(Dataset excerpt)
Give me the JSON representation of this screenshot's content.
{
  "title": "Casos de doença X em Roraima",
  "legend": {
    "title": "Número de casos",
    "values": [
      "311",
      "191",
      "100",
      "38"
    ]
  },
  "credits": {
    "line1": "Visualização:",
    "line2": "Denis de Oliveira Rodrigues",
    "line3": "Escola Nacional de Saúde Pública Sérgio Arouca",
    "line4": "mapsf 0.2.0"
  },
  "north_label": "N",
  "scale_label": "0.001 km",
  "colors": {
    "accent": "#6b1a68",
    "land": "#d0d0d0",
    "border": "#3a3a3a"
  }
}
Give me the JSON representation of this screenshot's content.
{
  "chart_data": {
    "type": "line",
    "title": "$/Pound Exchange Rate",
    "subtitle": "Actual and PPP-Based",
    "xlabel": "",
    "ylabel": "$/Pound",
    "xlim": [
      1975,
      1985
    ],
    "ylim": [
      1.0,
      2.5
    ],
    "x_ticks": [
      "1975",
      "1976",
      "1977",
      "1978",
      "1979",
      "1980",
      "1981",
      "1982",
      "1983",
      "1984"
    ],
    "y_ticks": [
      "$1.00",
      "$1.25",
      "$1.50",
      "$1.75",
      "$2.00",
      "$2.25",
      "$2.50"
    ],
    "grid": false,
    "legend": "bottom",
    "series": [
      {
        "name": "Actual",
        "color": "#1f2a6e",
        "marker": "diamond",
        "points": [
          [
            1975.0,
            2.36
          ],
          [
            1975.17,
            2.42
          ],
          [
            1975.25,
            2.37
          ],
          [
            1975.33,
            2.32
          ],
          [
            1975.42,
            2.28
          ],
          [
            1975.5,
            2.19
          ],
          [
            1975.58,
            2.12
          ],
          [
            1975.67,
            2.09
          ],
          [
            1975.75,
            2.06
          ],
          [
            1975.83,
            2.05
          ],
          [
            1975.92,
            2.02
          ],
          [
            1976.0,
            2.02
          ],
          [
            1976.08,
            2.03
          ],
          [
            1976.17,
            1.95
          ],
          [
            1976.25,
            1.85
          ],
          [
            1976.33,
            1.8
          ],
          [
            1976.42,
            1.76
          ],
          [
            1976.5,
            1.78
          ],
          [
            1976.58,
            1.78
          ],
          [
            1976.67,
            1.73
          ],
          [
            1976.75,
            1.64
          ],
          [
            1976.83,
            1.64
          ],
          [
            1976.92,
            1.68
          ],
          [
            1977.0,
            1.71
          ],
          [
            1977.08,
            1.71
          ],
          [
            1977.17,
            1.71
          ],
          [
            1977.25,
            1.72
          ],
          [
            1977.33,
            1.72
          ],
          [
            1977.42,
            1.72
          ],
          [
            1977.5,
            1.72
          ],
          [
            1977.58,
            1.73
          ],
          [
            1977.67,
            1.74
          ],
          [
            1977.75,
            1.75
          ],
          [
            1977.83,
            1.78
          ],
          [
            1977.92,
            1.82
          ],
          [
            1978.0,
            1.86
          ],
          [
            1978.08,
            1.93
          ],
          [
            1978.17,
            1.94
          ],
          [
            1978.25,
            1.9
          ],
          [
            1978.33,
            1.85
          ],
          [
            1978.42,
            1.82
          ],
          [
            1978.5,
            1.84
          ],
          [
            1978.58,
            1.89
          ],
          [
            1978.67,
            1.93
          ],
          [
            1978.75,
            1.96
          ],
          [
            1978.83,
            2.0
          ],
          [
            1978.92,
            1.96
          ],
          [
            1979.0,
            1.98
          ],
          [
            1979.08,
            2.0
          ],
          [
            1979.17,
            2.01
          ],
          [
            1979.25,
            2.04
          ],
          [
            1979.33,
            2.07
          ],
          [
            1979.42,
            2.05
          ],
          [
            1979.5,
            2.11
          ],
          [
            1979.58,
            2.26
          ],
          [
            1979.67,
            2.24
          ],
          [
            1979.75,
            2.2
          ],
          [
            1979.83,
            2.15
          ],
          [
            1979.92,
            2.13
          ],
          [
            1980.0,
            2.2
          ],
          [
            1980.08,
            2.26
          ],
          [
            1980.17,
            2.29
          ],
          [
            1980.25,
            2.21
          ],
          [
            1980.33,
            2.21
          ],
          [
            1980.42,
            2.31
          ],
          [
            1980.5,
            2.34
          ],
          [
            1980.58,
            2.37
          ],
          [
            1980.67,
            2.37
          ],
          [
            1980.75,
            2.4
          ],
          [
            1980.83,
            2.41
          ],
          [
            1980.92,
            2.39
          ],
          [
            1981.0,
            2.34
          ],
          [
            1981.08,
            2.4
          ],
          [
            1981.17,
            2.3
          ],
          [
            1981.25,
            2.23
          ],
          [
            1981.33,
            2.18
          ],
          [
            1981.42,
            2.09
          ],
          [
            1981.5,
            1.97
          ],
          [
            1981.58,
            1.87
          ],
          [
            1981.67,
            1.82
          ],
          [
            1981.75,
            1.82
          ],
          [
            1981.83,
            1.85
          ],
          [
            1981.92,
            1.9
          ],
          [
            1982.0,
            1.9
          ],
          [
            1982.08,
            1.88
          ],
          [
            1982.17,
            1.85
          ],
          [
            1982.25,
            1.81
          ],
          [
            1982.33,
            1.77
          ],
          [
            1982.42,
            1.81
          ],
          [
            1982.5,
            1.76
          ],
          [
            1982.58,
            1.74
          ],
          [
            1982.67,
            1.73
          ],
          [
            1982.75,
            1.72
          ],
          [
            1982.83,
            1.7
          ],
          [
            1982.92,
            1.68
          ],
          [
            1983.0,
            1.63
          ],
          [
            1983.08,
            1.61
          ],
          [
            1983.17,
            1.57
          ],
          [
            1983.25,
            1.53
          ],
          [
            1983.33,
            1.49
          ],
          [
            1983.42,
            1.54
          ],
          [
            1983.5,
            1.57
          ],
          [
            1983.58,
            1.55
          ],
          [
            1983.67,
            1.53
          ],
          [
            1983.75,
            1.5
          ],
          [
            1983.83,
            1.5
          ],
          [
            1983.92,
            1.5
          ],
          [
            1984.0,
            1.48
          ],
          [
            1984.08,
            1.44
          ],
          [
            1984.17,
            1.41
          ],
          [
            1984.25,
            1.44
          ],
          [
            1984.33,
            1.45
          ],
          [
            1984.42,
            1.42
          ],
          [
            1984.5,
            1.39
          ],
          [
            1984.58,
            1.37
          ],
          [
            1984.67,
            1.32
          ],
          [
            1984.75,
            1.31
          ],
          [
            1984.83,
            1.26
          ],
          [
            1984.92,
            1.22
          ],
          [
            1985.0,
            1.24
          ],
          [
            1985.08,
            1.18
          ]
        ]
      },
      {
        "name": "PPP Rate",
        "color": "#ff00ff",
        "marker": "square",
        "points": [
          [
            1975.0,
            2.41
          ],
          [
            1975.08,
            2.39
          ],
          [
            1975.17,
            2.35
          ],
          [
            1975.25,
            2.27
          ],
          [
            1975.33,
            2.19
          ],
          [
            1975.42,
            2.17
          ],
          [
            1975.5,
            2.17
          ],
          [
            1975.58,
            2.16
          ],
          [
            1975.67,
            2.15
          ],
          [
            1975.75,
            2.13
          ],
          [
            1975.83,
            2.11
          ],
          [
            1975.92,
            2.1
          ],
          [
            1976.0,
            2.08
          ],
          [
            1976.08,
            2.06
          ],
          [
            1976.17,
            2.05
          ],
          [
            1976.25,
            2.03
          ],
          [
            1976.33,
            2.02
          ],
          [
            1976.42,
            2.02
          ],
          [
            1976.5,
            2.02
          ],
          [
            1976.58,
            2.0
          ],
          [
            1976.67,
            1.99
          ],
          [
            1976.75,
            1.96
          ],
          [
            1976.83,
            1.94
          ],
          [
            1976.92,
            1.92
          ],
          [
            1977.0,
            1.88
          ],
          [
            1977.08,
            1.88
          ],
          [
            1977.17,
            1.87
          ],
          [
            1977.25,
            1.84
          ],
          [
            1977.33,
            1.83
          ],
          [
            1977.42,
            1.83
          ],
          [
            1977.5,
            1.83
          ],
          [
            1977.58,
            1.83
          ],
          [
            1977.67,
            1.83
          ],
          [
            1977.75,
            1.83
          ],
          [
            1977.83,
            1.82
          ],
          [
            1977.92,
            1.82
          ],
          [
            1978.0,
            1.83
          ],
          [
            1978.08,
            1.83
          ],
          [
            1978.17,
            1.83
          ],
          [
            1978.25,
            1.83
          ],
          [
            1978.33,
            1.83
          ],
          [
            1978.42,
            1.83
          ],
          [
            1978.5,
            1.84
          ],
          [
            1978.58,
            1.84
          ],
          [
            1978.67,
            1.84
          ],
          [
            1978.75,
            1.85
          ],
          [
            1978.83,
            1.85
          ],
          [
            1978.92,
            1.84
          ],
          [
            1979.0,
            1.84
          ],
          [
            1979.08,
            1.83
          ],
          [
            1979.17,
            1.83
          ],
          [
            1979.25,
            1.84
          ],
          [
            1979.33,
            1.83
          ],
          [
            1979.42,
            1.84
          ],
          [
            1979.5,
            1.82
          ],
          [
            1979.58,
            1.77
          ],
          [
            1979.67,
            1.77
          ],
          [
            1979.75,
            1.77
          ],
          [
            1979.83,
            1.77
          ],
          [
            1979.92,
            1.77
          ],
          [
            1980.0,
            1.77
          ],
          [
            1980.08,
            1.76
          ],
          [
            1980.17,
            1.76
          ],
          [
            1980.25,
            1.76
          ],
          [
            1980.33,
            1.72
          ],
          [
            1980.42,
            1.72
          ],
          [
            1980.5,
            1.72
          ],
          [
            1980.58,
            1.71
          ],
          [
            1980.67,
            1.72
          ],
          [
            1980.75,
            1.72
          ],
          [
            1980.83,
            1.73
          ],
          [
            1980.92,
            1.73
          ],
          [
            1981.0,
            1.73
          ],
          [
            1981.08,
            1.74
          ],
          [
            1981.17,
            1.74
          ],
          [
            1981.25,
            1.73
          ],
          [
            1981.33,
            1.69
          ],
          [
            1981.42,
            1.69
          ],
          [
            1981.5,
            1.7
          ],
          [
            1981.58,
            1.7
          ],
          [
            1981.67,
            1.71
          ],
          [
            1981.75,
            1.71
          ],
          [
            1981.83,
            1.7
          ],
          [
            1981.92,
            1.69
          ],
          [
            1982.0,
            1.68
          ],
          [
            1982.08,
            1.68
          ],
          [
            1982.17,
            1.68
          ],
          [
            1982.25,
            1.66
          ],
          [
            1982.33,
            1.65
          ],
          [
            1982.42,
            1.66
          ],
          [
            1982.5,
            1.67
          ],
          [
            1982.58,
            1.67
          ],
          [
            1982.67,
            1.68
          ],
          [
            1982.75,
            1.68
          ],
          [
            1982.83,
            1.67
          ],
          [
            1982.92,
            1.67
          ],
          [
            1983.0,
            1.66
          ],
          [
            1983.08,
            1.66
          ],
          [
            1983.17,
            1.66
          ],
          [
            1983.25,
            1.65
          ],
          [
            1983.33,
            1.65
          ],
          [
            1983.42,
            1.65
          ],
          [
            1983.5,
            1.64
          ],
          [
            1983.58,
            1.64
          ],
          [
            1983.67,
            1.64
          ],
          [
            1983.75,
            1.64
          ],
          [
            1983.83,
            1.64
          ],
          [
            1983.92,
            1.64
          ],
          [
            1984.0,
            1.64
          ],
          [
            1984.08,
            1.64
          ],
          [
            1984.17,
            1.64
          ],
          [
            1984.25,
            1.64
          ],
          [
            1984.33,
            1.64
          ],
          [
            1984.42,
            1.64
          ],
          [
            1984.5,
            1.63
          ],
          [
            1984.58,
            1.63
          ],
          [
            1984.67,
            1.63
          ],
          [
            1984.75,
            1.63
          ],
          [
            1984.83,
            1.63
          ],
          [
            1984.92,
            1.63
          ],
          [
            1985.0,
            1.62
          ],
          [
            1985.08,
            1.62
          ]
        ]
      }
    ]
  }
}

▶ _WRITTEN TASK_
Check the data for the word "Rate" and pull out the lines that have it.

▶ _WRITTEN REPLY_
    "title": "$/Pound Exchange Rate",
        "name": "PPP Rate",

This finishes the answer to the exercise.